** START **

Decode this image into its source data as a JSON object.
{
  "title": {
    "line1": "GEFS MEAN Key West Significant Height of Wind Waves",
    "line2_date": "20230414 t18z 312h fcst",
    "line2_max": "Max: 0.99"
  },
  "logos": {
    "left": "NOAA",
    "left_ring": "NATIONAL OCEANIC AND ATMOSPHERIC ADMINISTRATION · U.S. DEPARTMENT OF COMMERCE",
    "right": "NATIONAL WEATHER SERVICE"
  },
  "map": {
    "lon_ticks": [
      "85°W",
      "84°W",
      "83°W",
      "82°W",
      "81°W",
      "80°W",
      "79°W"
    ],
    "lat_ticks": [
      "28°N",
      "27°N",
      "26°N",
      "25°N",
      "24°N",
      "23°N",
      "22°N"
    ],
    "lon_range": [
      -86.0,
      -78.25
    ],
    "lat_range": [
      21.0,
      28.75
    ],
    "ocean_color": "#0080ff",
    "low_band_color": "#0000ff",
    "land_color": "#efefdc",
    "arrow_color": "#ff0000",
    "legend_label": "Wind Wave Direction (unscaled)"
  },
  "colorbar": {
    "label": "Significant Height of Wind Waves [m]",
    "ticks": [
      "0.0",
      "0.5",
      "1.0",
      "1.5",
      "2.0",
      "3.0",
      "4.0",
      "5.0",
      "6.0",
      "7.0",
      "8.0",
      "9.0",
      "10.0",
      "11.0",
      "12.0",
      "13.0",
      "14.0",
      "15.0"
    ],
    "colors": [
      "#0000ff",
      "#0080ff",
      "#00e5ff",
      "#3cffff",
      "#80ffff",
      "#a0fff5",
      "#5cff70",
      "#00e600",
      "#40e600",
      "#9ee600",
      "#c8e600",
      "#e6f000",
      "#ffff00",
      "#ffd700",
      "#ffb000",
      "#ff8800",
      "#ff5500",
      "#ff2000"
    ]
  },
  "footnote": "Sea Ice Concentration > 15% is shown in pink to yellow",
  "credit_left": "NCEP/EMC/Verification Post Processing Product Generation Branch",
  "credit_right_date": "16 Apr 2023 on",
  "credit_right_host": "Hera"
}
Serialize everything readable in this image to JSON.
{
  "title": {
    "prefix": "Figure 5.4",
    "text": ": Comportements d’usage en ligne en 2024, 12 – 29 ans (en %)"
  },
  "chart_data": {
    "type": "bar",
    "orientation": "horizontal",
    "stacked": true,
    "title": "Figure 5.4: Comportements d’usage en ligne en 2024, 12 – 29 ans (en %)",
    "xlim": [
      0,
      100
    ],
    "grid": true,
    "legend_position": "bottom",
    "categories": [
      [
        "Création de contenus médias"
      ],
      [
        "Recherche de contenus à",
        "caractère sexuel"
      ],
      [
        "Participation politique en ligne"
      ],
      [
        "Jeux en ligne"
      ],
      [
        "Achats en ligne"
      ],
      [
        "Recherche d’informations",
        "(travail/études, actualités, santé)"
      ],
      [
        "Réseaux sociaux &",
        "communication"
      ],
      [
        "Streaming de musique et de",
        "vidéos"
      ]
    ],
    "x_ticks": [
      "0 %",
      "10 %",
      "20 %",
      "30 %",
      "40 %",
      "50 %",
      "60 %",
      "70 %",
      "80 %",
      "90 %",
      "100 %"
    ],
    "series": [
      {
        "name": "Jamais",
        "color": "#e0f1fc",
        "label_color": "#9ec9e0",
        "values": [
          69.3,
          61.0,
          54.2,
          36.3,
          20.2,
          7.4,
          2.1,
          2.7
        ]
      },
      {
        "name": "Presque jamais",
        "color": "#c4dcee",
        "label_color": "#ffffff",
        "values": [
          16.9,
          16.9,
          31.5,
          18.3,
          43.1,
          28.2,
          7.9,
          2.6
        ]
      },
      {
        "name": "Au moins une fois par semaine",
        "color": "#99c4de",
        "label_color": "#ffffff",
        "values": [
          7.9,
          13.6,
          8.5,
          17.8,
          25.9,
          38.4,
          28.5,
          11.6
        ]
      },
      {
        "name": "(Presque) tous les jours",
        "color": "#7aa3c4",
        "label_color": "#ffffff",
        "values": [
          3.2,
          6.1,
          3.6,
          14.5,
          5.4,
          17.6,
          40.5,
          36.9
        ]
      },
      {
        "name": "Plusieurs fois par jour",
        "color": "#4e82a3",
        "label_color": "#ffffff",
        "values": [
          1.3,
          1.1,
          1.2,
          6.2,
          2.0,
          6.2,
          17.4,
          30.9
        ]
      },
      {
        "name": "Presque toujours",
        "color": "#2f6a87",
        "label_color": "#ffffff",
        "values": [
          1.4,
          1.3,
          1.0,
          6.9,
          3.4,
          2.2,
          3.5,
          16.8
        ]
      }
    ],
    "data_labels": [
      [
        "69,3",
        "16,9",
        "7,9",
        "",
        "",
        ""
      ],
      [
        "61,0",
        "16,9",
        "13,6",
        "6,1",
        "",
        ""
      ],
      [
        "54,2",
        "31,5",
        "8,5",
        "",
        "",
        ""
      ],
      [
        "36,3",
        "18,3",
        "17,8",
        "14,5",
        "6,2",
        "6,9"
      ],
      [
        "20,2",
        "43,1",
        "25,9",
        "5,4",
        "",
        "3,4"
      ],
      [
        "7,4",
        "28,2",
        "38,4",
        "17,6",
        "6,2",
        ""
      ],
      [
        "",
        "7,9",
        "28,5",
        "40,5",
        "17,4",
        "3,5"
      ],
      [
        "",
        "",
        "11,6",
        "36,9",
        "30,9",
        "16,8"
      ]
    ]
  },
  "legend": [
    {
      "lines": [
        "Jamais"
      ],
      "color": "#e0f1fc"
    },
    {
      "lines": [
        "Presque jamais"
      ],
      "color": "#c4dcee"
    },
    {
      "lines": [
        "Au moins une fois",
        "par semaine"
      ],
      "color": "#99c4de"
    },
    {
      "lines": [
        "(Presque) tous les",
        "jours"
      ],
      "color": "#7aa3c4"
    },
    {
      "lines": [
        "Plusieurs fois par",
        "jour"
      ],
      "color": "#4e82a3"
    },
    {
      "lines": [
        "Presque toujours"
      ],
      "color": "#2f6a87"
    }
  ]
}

** END **

Exercise brief: Retype all of the data shown above, word for word.

Complete answer:
Decode this image into its source data as a JSON object.
{
  "title": {
    "line1": "GEFS MEAN Key West Significant Height of Wind Waves",
    "line2_date": "20230414 t18z 312h fcst",
    "line2_max": "Max: 0.99"
  },
  "logos": {
    "left": "NOAA",
    "left_ring": "NATIONAL OCEANIC AND ATMOSPHERIC ADMINISTRATION · U.S. DEPARTMENT OF COMMERCE",
    "right": "NATIONAL WEATHER SERVICE"
  },
  "map": {
    "lon_ticks": [
      "85°W",
      "84°W",
      "83°W",
      "82°W",
      "81°W",
      "80°W",
      "79°W"
    ],
    "lat_ticks": [
      "28°N",
      "27°N",
      "26°N",
      "25°N",
      "24°N",
      "23°N",
      "22°N"
    ],
    "lon_range": [
      -86.0,
      -78.25
    ],
    "lat_range": [
      21.0,
      28.75
    ],
    "ocean_color": "#0080ff",
    "low_band_color": "#0000ff",
    "land_color": "#efefdc",
    "arrow_color": "#ff0000",
    "legend_label": "Wind Wave Direction (unscaled)"
  },
  "colorbar": {
    "label": "Significant Height of Wind Waves [m]",
    "ticks": [
      "0.0",
      "0.5",
      "1.0",
      "1.5",
      "2.0",
      "3.0",
      "4.0",
      "5.0",
      "6.0",
      "7.0",
      "8.0",
      "9.0",
      "10.0",
      "11.0",
      "12.0",
      "13.0",
      "14.0",
      "15.0"
    ],
    "colors": [
      "#0000ff",
      "#0080ff",
      "#00e5ff",
      "#3cffff",
      "#80ffff",
      "#a0fff5",
      "#5cff70",
      "#00e600",
      "#40e600",
      "#9ee600",
      "#c8e600",
      "#e6f000",
      "#ffff00",
      "#ffd700",
      "#ffb000",
      "#ff8800",
      "#ff5500",
      "#ff2000"
    ]
  },
  "footnote": "Sea Ice Concentration > 15% is shown in pink to yellow",
  "credit_left": "NCEP/EMC/Verification Post Processing Product Generation Branch",
  "credit_right_date": "16 Apr 2023 on",
  "credit_right_host": "Hera"
}
Serialize everything readable in this image to JSON.
{
  "title": {
    "prefix": "Figure 5.4",
    "text": ": Comportements d’usage en ligne en 2024, 12 – 29 ans (en %)"
  },
  "chart_data": {
    "type": "bar",
    "orientation": "horizontal",
    "stacked": true,
    "title": "Figure 5.4: Comportements d’usage en ligne en 2024, 12 – 29 ans (en %)",
    "xlim": [
      0,
      100
    ],
    "grid": true,
    "legend_position": "bottom",
    "categories": [
      [
        "Création de contenus médias"
      ],
      [
        "Recherche de contenus à",
        "caractère sexuel"
      ],
      [
        "Participation politique en ligne"
      ],
      [
        "Jeux en ligne"
      ],
      [
        "Achats en ligne"
      ],
      [
        "Recherche d’informations",
        "(travail/études, actualités, santé)"
      ],
      [
        "Réseaux sociaux &",
        "communication"
      ],
      [
        "Streaming de musique et de",
        "vidéos"
      ]
    ],
    "x_ticks": [
      "0 %",
      "10 %",
      "20 %",
      "30 %",
      "40 %",
      "50 %",
      "60 %",
      "70 %",
      "80 %",
      "90 %",
      "100 %"
    ],
    "series": [
      {
        "name": "Jamais",
        "color": "#e0f1fc",
        "label_color": "#9ec9e0",
        "values": [
          69.3,
          61.0,
          54.2,
          36.3,
          20.2,
          7.4,
          2.1,
          2.7
        ]
      },
      {
        "name": "Presque jamais",
        "color": "#c4dcee",
        "label_color": "#ffffff",
        "values": [
          16.9,
          16.9,
          31.5,
          18.3,
          43.1,
          28.2,
          7.9,
          2.6
        ]
      },
      {
        "name": "Au moins une fois par semaine",
        "color": "#99c4de",
        "label_color": "#ffffff",
        "values": [
          7.9,
          13.6,
          8.5,
          17.8,
          25.9,
          38.4,
          28.5,
          11.6
        ]
      },
      {
        "name": "(Presque) tous les jours",
        "color": "#7aa3c4",
        "label_color": "#ffffff",
        "values": [
          3.2,
          6.1,
          3.6,
          14.5,
          5.4,
          17.6,
          40.5,
          36.9
        ]
      },
      {
        "name": "Plusieurs fois par jour",
        "color": "#4e82a3",
        "label_color": "#ffffff",
        "values": [
          1.3,
          1.1,
          1.2,
          6.2,
          2.0,
          6.2,
          17.4,
          30.9
        ]
      },
      {
        "name": "Presque toujours",
        "color": "#2f6a87",
        "label_color": "#ffffff",
        "values": [
          1.4,
          1.3,
          1.0,
          6.9,
          3.4,
          2.2,
          3.5,
          16.8
        ]
      }
    ],
    "data_labels": [
      [
        "69,3",
        "16,9",
        "7,9",
        "",
        "",
        ""
      ],
      [
        "61,0",
        "16,9",
        "13,6",
        "6,1",
        "",
        ""
      ],
      [
        "54,2",
        "31,5",
        "8,5",
        "",
        "",
        ""
      ],
      [
        "36,3",
        "18,3",
        "17,8",
        "14,5",
        "6,2",
        "6,9"
      ],
      [
        "20,2",
        "43,1",
        "25,9",
        "5,4",
        "",
        "3,4"
      ],
      [
        "7,4",
        "28,2",
        "38,4",
        "17,6",
        "6,2",
        ""
      ],
      [
        "",
        "7,9",
        "28,5",
        "40,5",
        "17,4",
        "3,5"
      ],
      [
        "",
        "",
        "11,6",
        "36,9",
        "30,9",
        "16,8"
      ]
    ]
  },
  "legend": [
    {
      "lines": [
        "Jamais"
      ],
      "color": "#e0f1fc"
    },
    {
      "lines": [
        "Presque jamais"
      ],
      "color": "#c4dcee"
    },
    {
      "lines": [
        "Au moins une fois",
        "par semaine"
      ],
      "color": "#99c4de"
    },
    {
      "lines": [
        "(Presque) tous les",
        "jours"
      ],
      "color": "#7aa3c4"
    },
    {
      "lines": [
        "Plusieurs fois par",
        "jour"
      ],
      "color": "#4e82a3"
    },
    {
      "lines": [
        "Presque toujours"
      ],
      "color": "#2f6a87"
    }
  ]
}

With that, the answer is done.